Items from a dataset
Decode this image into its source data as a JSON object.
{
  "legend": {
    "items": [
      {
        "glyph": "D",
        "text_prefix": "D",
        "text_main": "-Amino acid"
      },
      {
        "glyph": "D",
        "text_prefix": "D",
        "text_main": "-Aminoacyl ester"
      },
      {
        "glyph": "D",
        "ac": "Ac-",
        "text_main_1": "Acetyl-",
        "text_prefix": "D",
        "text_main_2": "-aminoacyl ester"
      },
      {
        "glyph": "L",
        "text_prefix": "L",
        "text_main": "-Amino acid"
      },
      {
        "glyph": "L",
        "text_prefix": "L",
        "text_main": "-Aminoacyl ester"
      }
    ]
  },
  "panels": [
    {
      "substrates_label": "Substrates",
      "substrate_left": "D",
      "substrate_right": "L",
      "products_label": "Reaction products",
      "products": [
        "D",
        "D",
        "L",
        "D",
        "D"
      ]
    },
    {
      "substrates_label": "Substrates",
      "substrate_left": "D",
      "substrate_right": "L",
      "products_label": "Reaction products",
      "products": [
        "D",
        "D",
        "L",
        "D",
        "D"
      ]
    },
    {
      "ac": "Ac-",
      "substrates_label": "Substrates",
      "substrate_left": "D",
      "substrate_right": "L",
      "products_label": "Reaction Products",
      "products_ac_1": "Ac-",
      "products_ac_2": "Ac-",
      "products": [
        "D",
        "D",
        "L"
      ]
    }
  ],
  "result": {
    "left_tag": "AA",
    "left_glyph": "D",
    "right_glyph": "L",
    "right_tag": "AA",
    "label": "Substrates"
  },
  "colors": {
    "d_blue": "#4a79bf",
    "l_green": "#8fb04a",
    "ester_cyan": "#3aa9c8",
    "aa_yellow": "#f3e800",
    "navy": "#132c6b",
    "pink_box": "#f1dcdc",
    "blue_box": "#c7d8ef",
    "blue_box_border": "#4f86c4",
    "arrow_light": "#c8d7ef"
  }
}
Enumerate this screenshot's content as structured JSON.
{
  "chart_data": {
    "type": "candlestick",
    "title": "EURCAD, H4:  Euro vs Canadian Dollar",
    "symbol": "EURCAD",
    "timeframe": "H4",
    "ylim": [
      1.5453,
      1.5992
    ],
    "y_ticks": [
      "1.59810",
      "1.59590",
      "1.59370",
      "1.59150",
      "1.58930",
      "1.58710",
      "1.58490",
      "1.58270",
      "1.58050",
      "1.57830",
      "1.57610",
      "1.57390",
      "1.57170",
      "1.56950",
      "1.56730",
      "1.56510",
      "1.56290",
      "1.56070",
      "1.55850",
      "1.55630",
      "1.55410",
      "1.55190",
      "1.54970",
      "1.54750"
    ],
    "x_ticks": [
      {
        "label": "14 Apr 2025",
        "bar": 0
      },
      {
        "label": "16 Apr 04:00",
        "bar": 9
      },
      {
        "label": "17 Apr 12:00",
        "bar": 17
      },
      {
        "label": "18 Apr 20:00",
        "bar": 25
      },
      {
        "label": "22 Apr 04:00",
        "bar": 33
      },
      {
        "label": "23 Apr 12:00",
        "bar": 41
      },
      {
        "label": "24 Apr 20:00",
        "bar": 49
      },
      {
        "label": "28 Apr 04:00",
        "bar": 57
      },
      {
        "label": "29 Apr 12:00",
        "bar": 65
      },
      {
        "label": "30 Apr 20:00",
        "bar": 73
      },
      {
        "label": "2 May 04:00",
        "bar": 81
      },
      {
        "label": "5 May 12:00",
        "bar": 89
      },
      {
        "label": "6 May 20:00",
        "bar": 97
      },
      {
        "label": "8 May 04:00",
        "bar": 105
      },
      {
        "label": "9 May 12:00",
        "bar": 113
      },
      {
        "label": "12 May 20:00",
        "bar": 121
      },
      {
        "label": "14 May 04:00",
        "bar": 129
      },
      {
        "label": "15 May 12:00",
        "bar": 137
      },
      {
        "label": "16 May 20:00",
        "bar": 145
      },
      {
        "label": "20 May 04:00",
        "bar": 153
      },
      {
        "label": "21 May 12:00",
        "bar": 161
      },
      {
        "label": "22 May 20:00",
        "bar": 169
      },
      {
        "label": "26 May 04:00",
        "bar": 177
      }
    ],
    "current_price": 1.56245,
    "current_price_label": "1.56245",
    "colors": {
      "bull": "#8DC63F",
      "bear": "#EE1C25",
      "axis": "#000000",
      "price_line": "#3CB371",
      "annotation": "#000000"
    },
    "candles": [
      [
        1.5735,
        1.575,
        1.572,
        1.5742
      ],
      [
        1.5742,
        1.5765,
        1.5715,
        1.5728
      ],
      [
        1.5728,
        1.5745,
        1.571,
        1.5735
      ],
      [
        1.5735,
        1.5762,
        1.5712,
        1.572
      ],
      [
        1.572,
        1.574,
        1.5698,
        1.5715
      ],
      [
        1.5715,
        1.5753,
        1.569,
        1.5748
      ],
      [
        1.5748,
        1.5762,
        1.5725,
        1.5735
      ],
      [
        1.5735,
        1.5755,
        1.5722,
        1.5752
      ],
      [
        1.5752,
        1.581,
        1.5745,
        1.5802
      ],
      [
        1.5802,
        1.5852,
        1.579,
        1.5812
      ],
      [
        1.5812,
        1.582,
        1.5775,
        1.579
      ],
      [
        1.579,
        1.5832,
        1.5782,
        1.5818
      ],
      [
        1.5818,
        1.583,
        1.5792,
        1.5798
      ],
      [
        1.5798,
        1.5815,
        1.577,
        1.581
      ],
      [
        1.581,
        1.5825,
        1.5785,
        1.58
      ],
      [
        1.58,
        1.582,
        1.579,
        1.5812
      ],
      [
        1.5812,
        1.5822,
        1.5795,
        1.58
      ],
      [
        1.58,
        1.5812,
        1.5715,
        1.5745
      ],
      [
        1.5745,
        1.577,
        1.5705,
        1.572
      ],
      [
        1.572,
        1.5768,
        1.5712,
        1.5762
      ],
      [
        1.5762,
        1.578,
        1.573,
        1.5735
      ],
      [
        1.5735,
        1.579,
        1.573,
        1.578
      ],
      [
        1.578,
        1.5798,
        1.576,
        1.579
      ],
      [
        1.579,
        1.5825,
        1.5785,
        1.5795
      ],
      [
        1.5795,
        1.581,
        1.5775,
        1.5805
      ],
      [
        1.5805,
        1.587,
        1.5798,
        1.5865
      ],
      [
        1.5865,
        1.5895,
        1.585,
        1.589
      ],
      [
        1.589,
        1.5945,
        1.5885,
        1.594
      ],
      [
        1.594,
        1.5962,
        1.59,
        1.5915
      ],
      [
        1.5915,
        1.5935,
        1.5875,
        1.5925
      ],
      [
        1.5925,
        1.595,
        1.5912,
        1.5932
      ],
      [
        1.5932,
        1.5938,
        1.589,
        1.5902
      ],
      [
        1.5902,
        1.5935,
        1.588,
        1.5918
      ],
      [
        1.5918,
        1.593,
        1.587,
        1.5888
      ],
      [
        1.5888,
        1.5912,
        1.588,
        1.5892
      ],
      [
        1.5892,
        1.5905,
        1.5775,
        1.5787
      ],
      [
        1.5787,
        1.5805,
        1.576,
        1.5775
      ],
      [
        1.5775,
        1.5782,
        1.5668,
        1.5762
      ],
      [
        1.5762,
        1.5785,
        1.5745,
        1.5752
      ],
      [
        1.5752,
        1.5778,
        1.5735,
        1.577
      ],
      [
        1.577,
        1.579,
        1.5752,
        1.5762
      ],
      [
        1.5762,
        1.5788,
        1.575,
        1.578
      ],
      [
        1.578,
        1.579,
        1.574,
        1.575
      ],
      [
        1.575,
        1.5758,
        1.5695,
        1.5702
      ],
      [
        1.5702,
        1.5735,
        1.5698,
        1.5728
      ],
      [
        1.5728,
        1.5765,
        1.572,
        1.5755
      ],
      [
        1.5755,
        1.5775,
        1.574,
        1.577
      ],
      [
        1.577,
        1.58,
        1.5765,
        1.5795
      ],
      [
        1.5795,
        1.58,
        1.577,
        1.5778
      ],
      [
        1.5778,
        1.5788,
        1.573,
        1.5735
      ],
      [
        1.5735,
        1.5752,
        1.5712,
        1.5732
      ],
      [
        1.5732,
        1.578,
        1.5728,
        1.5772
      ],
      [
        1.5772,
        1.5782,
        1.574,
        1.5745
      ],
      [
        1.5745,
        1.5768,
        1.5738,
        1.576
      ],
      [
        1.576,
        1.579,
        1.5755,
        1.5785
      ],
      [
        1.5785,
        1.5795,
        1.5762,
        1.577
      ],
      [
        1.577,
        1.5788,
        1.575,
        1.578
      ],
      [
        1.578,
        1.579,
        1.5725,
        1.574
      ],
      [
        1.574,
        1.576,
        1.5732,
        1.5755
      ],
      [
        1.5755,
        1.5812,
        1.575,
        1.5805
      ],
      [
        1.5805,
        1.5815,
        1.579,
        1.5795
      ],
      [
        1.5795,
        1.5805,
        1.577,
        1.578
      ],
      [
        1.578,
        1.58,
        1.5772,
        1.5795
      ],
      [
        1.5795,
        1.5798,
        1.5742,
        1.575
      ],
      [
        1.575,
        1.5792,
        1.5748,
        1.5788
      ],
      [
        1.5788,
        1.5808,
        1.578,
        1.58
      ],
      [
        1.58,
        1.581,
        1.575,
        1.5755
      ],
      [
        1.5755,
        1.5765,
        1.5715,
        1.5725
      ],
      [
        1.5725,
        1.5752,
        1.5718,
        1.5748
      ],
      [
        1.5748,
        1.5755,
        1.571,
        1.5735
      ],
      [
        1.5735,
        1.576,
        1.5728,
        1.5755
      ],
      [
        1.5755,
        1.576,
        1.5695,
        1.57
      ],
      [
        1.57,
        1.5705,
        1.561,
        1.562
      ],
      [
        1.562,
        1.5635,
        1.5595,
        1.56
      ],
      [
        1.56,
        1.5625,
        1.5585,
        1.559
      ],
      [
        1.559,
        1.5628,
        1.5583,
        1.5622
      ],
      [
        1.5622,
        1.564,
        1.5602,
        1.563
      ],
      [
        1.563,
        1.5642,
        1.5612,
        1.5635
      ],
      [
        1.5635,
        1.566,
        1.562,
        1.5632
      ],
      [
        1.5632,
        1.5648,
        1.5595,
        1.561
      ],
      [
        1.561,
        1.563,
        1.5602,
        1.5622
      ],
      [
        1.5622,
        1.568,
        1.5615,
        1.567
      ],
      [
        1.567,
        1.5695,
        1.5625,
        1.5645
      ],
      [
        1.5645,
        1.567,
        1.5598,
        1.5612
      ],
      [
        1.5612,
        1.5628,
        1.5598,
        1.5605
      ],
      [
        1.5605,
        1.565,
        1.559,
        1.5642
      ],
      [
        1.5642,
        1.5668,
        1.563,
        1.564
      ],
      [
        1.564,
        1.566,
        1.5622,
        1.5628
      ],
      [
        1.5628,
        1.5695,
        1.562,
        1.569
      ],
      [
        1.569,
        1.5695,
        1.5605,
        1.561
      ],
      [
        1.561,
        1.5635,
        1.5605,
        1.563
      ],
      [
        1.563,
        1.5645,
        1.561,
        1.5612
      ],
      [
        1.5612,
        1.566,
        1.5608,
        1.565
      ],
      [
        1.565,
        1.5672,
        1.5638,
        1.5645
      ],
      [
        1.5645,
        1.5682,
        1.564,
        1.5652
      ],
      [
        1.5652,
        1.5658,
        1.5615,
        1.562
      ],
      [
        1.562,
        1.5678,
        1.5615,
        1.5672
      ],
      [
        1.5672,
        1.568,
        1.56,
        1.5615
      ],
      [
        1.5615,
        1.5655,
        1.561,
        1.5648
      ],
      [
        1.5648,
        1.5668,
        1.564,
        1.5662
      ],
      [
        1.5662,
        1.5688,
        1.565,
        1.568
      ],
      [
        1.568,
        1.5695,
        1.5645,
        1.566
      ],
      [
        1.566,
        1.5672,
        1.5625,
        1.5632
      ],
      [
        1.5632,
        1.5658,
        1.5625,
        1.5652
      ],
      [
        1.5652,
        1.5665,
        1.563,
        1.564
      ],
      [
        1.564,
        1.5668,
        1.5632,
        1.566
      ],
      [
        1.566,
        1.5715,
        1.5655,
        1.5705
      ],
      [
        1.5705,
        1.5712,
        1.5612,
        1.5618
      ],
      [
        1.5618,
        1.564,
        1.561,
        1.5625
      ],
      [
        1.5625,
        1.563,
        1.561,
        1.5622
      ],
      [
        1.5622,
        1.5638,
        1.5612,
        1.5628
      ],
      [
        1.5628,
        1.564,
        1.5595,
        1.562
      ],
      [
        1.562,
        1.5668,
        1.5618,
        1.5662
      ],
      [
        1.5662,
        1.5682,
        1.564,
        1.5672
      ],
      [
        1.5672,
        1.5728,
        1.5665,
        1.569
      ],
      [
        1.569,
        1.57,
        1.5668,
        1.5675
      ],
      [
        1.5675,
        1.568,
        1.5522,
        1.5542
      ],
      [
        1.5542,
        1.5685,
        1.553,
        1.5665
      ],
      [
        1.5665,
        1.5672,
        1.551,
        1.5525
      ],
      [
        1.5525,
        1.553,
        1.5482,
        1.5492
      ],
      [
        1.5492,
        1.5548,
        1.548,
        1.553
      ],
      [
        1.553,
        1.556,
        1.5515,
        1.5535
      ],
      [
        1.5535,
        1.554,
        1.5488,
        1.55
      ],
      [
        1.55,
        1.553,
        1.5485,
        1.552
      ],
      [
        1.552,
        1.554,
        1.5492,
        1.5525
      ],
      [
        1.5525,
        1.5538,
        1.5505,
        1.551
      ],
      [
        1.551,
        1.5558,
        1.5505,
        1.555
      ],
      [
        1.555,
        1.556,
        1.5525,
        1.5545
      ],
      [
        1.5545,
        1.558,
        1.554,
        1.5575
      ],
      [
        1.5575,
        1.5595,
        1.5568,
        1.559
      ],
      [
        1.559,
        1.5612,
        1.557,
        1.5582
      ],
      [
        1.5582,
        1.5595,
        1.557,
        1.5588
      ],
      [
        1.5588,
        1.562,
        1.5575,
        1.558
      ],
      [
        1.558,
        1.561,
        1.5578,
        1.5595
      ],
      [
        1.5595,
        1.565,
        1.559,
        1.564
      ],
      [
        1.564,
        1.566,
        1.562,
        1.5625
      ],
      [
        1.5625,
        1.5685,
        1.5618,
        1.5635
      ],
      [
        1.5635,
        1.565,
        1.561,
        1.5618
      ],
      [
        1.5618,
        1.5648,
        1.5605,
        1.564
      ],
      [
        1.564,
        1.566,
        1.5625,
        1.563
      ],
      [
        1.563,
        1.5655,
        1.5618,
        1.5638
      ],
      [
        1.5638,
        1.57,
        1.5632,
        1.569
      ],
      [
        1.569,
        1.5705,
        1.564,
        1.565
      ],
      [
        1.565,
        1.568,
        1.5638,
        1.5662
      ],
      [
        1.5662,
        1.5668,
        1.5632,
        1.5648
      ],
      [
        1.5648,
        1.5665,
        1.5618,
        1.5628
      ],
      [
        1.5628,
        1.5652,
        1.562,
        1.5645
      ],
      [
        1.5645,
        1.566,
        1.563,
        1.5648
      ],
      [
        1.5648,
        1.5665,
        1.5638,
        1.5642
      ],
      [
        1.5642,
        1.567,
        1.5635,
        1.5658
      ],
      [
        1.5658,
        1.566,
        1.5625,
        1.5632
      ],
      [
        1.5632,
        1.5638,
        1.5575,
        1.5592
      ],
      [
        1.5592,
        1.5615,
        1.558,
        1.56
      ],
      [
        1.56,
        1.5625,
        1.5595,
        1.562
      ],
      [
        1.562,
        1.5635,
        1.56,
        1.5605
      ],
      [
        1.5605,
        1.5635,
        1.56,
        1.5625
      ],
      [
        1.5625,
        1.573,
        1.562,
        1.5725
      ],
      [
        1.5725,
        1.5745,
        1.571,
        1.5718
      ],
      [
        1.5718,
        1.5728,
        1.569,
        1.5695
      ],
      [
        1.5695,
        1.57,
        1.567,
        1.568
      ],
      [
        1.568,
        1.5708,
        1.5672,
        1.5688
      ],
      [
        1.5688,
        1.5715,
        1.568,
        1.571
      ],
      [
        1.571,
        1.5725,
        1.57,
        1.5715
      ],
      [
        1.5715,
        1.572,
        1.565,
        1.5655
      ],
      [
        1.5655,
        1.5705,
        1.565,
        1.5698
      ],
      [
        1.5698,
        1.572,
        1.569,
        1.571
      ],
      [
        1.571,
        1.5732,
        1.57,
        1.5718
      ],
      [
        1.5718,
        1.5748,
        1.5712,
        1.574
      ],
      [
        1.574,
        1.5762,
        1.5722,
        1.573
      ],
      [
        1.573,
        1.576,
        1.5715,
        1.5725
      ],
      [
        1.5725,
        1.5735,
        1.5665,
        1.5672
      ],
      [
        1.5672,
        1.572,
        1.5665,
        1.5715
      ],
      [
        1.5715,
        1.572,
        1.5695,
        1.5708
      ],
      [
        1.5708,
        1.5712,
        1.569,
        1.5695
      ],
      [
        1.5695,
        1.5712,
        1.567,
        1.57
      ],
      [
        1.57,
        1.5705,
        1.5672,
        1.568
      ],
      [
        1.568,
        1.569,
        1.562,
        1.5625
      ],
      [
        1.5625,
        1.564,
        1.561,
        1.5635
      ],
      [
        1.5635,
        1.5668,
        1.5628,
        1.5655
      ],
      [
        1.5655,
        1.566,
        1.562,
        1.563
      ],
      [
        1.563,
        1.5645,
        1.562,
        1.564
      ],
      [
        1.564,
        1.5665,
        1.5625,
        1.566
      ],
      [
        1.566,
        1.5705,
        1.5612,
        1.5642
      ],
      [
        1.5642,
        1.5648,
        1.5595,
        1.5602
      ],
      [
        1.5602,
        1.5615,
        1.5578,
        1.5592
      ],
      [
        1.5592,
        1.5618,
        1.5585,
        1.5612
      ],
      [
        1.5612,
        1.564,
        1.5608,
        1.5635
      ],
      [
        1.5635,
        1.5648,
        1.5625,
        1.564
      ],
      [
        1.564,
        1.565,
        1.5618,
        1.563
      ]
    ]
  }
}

**WHAT THE TASK ASKS:**
Extract all lines that hold the word "EURCAD".

**CORRECT OUTPUT:**
    "title": "EURCAD, H4:  Euro vs Canadian Dollar",
    "symbol": "EURCAD",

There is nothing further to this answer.